Aim of the task :: Transcribe every entry word for word, leaving out all images.

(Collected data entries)
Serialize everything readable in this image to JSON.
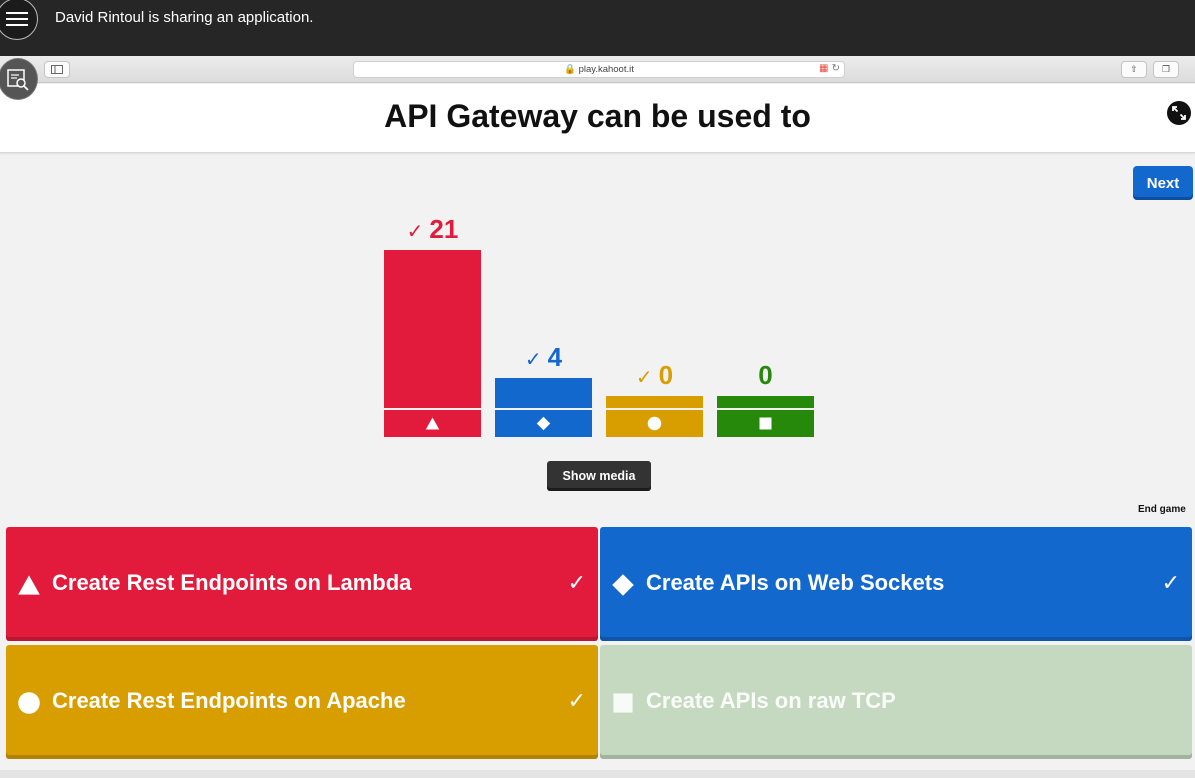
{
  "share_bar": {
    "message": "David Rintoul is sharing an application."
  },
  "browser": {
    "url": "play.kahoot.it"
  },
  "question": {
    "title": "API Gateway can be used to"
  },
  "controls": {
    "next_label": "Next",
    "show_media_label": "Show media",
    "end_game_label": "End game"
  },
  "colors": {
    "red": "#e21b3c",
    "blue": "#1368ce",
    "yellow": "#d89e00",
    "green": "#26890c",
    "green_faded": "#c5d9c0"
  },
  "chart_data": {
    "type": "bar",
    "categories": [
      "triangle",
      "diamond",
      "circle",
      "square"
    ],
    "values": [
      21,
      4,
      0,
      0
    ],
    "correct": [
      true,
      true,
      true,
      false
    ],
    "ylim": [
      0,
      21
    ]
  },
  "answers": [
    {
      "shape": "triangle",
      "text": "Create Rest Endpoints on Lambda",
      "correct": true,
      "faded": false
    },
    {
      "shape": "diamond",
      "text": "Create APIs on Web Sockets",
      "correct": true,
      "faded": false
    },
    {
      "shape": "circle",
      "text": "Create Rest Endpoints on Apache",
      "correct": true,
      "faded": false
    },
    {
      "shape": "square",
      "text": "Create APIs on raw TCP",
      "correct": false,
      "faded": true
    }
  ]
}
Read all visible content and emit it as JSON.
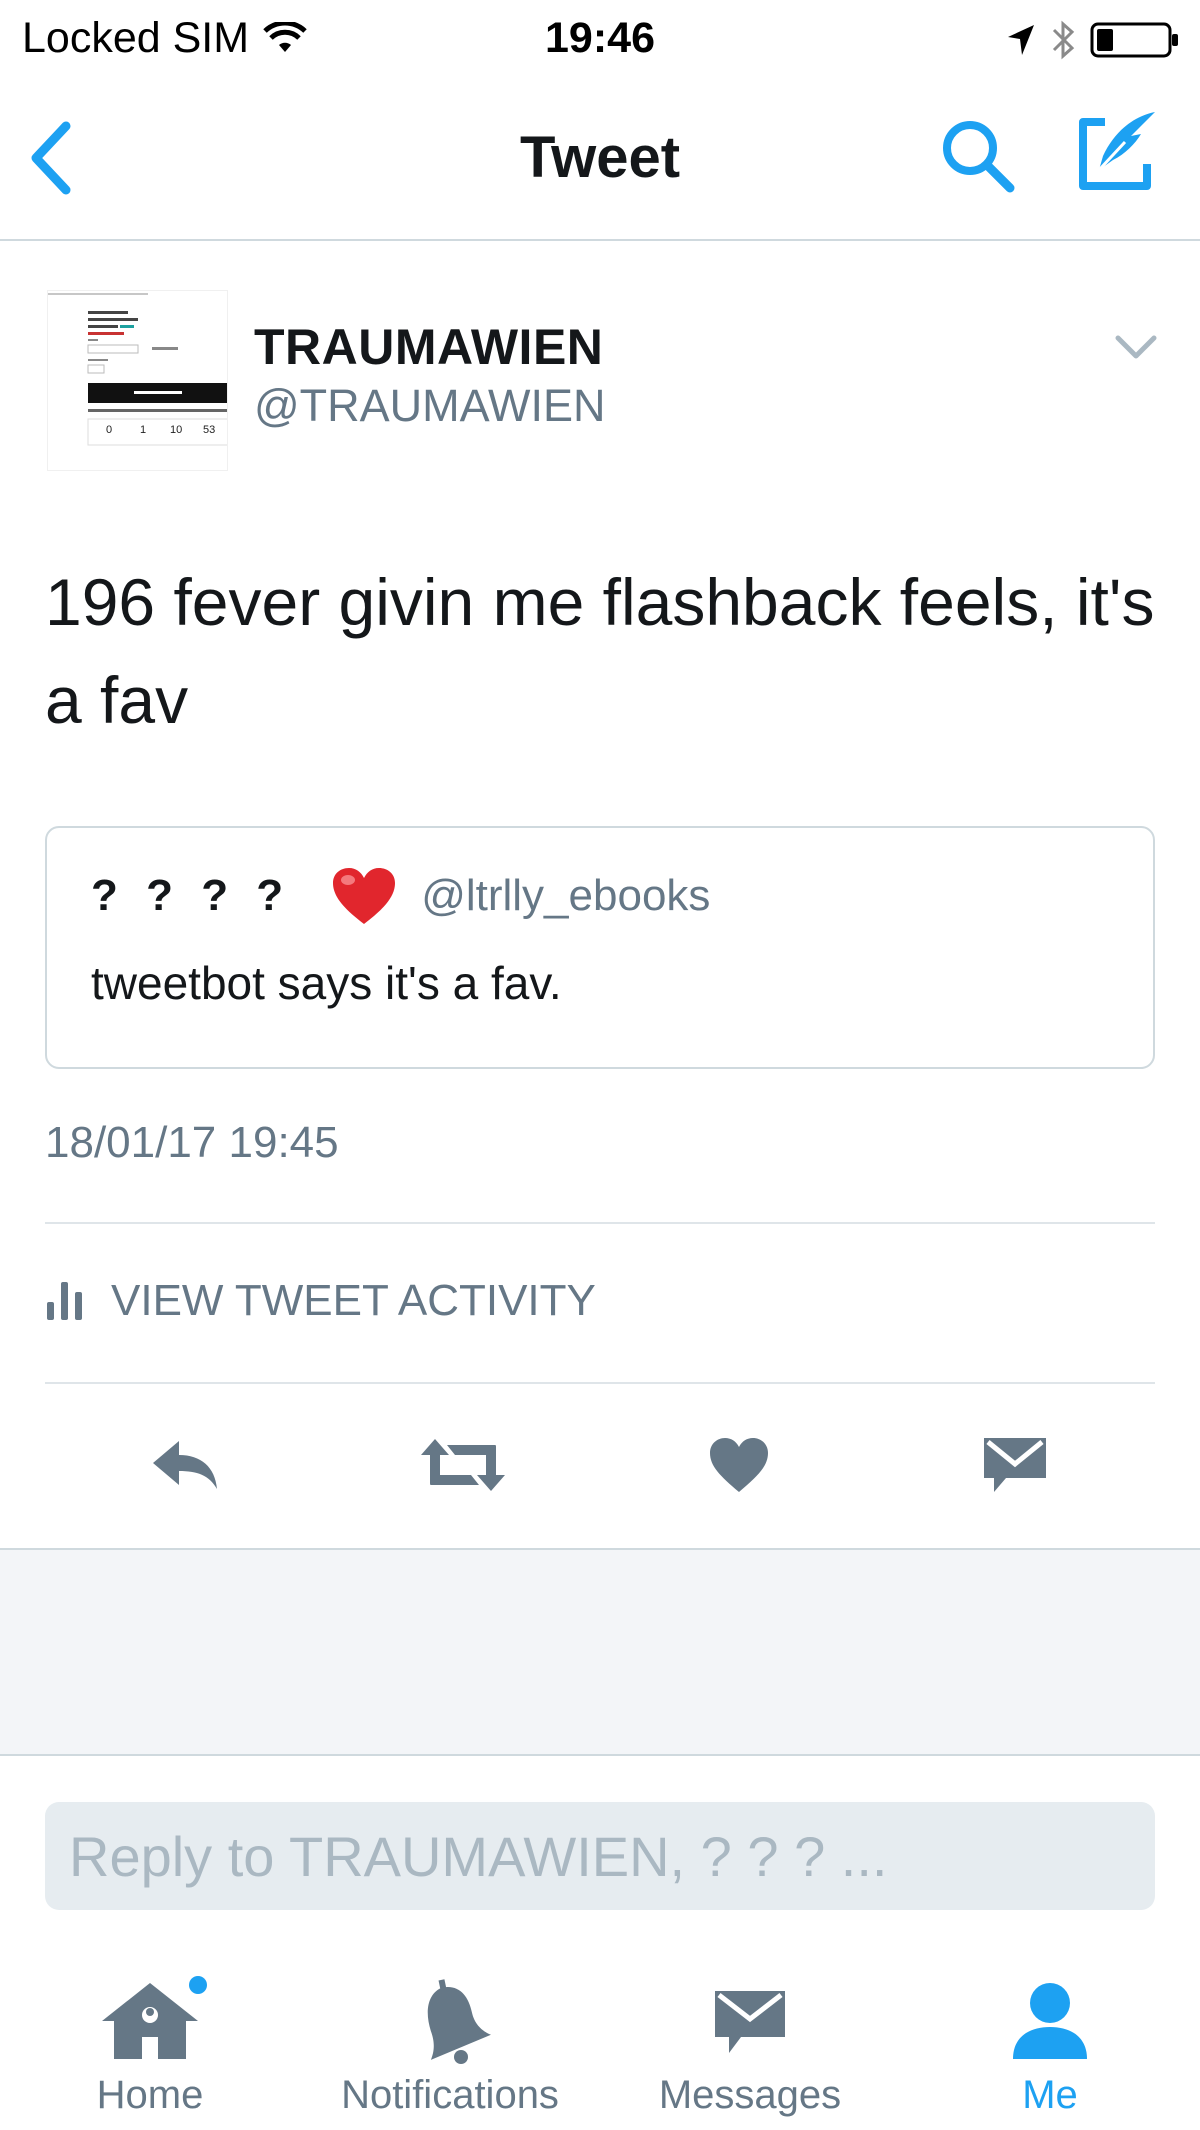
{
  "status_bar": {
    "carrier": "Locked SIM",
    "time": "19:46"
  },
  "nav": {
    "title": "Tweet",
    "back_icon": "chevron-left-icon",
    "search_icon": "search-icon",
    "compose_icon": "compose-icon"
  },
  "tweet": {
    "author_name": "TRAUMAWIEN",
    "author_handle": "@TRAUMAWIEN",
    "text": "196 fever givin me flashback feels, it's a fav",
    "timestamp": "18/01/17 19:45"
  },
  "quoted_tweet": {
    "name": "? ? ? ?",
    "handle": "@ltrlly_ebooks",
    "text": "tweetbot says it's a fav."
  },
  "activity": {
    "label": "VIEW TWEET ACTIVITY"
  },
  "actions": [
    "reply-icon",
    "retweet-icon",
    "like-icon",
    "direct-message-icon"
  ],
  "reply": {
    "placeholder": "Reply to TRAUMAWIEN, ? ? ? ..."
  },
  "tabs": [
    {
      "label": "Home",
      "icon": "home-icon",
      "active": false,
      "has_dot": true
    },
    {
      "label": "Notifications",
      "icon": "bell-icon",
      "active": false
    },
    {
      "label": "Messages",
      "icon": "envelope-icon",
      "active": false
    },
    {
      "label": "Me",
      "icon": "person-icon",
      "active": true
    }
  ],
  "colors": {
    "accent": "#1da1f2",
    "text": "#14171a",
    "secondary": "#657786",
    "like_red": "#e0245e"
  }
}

Result of this task ::
Serialize everything readable in this image to JSON.
{
  "share_bar": {
    "message": "David Rintoul is sharing an application."
  },
  "browser": {
    "url": "play.kahoot.it"
  },
  "question": {
    "title": "API Gateway can be used to"
  },
  "controls": {
    "next_label": "Next",
    "show_media_label": "Show media",
    "end_game_label": "End game"
  },
  "colors": {
    "red": "#e21b3c",
    "blue": "#1368ce",
    "yellow": "#d89e00",
    "green": "#26890c",
    "green_faded": "#c5d9c0"
  },
  "chart_data": {
    "type": "bar",
    "categories": [
      "triangle",
      "diamond",
      "circle",
      "square"
    ],
    "values": [
      21,
      4,
      0,
      0
    ],
    "correct": [
      true,
      true,
      true,
      false
    ],
    "ylim": [
      0,
      21
    ]
  },
  "answers": [
    {
      "shape": "triangle",
      "text": "Create Rest Endpoints on Lambda",
      "correct": true,
      "faded": false
    },
    {
      "shape": "diamond",
      "text": "Create APIs on Web Sockets",
      "correct": true,
      "faded": false
    },
    {
      "shape": "circle",
      "text": "Create Rest Endpoints on Apache",
      "correct": true,
      "faded": false
    },
    {
      "shape": "square",
      "text": "Create APIs on raw TCP",
      "correct": false,
      "faded": true
    }
  ]
}
Read all visible content and emit it as JSON.
{
  "status_bar": {
    "carrier": "Locked SIM",
    "time": "19:46"
  },
  "nav": {
    "title": "Tweet",
    "back_icon": "chevron-left-icon",
    "search_icon": "search-icon",
    "compose_icon": "compose-icon"
  },
  "tweet": {
    "author_name": "TRAUMAWIEN",
    "author_handle": "@TRAUMAWIEN",
    "text": "196 fever givin me flashback feels, it's a fav",
    "timestamp": "18/01/17 19:45"
  },
  "quoted_tweet": {
    "name": "? ? ? ?",
    "handle": "@ltrlly_ebooks",
    "text": "tweetbot says it's a fav."
  },
  "activity": {
    "label": "VIEW TWEET ACTIVITY"
  },
  "actions": [
    "reply-icon",
    "retweet-icon",
    "like-icon",
    "direct-message-icon"
  ],
  "reply": {
    "placeholder": "Reply to TRAUMAWIEN, ? ? ? ..."
  },
  "tabs": [
    {
      "label": "Home",
      "icon": "home-icon",
      "active": false,
      "has_dot": true
    },
    {
      "label": "Notifications",
      "icon": "bell-icon",
      "active": false
    },
    {
      "label": "Messages",
      "icon": "envelope-icon",
      "active": false
    },
    {
      "label": "Me",
      "icon": "person-icon",
      "active": true
    }
  ],
  "colors": {
    "accent": "#1da1f2",
    "text": "#14171a",
    "secondary": "#657786",
    "like_red": "#e0245e"
  }
}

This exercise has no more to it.